### Given records
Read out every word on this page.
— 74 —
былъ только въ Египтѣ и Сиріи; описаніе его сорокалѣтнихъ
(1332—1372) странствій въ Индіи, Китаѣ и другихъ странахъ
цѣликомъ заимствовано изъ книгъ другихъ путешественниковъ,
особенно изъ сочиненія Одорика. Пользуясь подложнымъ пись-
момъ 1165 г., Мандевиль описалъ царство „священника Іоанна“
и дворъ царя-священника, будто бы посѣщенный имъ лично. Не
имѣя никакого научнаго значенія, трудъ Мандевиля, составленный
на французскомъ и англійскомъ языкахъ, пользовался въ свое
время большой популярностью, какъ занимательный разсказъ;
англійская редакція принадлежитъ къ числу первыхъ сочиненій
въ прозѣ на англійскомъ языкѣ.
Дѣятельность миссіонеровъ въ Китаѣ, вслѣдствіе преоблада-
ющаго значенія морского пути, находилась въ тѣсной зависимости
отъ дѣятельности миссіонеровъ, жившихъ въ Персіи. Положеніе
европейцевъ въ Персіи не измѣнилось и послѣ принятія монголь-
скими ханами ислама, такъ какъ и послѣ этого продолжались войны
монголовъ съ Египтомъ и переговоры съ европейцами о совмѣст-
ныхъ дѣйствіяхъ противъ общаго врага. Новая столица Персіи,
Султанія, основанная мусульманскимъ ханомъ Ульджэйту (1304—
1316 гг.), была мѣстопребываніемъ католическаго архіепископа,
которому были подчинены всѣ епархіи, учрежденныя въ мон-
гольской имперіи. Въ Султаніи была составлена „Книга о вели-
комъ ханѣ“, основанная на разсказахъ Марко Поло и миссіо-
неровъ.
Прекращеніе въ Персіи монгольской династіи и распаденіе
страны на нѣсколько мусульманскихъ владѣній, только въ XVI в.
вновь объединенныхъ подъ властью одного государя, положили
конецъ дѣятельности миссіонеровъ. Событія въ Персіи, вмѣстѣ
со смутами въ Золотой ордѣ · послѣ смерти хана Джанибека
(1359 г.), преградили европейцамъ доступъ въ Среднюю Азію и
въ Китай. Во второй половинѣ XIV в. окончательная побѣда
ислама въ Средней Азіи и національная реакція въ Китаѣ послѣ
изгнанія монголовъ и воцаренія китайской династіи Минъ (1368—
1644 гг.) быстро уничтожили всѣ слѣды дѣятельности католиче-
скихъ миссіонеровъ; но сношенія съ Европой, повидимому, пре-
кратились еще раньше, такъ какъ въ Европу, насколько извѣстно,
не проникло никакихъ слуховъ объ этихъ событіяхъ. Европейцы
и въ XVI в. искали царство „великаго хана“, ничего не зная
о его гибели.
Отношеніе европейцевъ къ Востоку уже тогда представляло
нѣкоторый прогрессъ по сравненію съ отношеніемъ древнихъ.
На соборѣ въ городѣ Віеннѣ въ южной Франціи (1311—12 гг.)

### Problem requirements
Extract each line from the entries above that contains the string "Персіи".

### The response
отъ дѣятельности миссіонеровъ, жившихъ въ Персіи. Положеніе
европейцевъ въ Персіи не измѣнилось и послѣ принятія монголь-
ныхъ дѣйствіяхъ противъ общаго врага. Новая столица Персіи,
Прекращеніе въ Персіи монгольской династіи и распаденіе
конецъ дѣятельности миссіонеровъ. Событія въ Персіи, вмѣстѣ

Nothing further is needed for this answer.